## Request
Copy out all the entries exactly.

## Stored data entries
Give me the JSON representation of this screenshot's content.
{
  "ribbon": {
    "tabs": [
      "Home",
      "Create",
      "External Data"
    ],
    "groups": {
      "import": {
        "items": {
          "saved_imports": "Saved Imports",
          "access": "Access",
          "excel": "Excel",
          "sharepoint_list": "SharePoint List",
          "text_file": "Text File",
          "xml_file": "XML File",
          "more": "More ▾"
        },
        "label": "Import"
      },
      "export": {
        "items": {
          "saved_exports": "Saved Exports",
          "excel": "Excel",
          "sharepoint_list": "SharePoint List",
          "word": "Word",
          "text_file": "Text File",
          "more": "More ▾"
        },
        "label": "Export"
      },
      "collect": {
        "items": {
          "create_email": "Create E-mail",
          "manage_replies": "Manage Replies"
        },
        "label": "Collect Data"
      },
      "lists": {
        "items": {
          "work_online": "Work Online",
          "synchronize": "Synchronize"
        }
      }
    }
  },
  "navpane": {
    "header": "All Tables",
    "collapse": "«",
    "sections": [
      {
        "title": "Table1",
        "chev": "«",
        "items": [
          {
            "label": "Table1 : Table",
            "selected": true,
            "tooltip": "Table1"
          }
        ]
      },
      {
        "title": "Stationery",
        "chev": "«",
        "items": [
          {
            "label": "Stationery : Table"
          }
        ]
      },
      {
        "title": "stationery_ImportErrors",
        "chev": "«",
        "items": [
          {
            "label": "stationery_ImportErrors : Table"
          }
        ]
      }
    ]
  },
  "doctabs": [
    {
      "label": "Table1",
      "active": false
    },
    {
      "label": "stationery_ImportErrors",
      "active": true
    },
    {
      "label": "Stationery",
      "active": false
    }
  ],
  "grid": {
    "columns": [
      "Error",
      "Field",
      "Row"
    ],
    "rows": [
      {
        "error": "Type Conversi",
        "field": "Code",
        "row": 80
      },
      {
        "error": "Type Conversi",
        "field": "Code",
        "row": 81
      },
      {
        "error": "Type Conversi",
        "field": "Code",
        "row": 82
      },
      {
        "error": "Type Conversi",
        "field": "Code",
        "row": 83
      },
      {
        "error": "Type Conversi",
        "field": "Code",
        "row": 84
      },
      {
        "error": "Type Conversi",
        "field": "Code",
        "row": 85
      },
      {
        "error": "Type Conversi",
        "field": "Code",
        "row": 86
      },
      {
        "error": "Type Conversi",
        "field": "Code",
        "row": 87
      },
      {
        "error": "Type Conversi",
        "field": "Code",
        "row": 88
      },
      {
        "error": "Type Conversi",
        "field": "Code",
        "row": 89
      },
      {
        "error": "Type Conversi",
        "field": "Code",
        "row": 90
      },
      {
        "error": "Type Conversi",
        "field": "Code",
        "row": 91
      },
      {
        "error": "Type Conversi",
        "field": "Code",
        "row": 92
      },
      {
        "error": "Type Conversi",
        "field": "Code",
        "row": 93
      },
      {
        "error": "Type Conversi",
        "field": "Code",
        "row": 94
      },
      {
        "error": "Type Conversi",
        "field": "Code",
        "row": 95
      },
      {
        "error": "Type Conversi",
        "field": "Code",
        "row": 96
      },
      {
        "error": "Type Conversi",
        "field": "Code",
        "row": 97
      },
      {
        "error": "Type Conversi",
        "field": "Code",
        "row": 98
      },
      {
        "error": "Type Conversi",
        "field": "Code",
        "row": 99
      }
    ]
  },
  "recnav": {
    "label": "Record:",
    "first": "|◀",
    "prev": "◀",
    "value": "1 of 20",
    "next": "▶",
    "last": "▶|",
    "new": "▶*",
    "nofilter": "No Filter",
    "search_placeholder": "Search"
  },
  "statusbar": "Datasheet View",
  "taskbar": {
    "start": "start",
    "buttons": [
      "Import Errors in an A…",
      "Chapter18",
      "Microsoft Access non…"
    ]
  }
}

## Output of the exercise
Give me the JSON representation of this screenshot's content.
{
  "ribbon": {
    "tabs": [
      "Home",
      "Create",
      "External Data"
    ],
    "groups": {
      "import": {
        "items": {
          "saved_imports": "Saved Imports",
          "access": "Access",
          "excel": "Excel",
          "sharepoint_list": "SharePoint List",
          "text_file": "Text File",
          "xml_file": "XML File",
          "more": "More ▾"
        },
        "label": "Import"
      },
      "export": {
        "items": {
          "saved_exports": "Saved Exports",
          "excel": "Excel",
          "sharepoint_list": "SharePoint List",
          "word": "Word",
          "text_file": "Text File",
          "more": "More ▾"
        },
        "label": "Export"
      },
      "collect": {
        "items": {
          "create_email": "Create E-mail",
          "manage_replies": "Manage Replies"
        },
        "label": "Collect Data"
      },
      "lists": {
        "items": {
          "work_online": "Work Online",
          "synchronize": "Synchronize"
        }
      }
    }
  },
  "navpane": {
    "header": "All Tables",
    "collapse": "«",
    "sections": [
      {
        "title": "Table1",
        "chev": "«",
        "items": [
          {
            "label": "Table1 : Table",
            "selected": true,
            "tooltip": "Table1"
          }
        ]
      },
      {
        "title": "Stationery",
        "chev": "«",
        "items": [
          {
            "label": "Stationery : Table"
          }
        ]
      },
      {
        "title": "stationery_ImportErrors",
        "chev": "«",
        "items": [
          {
            "label": "stationery_ImportErrors : Table"
          }
        ]
      }
    ]
  },
  "doctabs": [
    {
      "label": "Table1",
      "active": false
    },
    {
      "label": "stationery_ImportErrors",
      "active": true
    },
    {
      "label": "Stationery",
      "active": false
    }
  ],
  "grid": {
    "columns": [
      "Error",
      "Field",
      "Row"
    ],
    "rows": [
      {
        "error": "Type Conversi",
        "field": "Code",
        "row": 80
      },
      {
        "error": "Type Conversi",
        "field": "Code",
        "row": 81
      },
      {
        "error": "Type Conversi",
        "field": "Code",
        "row": 82
      },
      {
        "error": "Type Conversi",
        "field": "Code",
        "row": 83
      },
      {
        "error": "Type Conversi",
        "field": "Code",
        "row": 84
      },
      {
        "error": "Type Conversi",
        "field": "Code",
        "row": 85
      },
      {
        "error": "Type Conversi",
        "field": "Code",
        "row": 86
      },
      {
        "error": "Type Conversi",
        "field": "Code",
        "row": 87
      },
      {
        "error": "Type Conversi",
        "field": "Code",
        "row": 88
      },
      {
        "error": "Type Conversi",
        "field": "Code",
        "row": 89
      },
      {
        "error": "Type Conversi",
        "field": "Code",
        "row": 90
      },
      {
        "error": "Type Conversi",
        "field": "Code",
        "row": 91
      },
      {
        "error": "Type Conversi",
        "field": "Code",
        "row": 92
      },
      {
        "error": "Type Conversi",
        "field": "Code",
        "row": 93
      },
      {
        "error": "Type Conversi",
        "field": "Code",
        "row": 94
      },
      {
        "error": "Type Conversi",
        "field": "Code",
        "row": 95
      },
      {
        "error": "Type Conversi",
        "field": "Code",
        "row": 96
      },
      {
        "error": "Type Conversi",
        "field": "Code",
        "row": 97
      },
      {
        "error": "Type Conversi",
        "field": "Code",
        "row": 98
      },
      {
        "error": "Type Conversi",
        "field": "Code",
        "row": 99
      }
    ]
  },
  "recnav": {
    "label": "Record:",
    "first": "|◀",
    "prev": "◀",
    "value": "1 of 20",
    "next": "▶",
    "last": "▶|",
    "new": "▶*",
    "nofilter": "No Filter",
    "search_placeholder": "Search"
  },
  "statusbar": "Datasheet View",
  "taskbar": {
    "start": "start",
    "buttons": [
      "Import Errors in an A…",
      "Chapter18",
      "Microsoft Access non…"
    ]
  }
}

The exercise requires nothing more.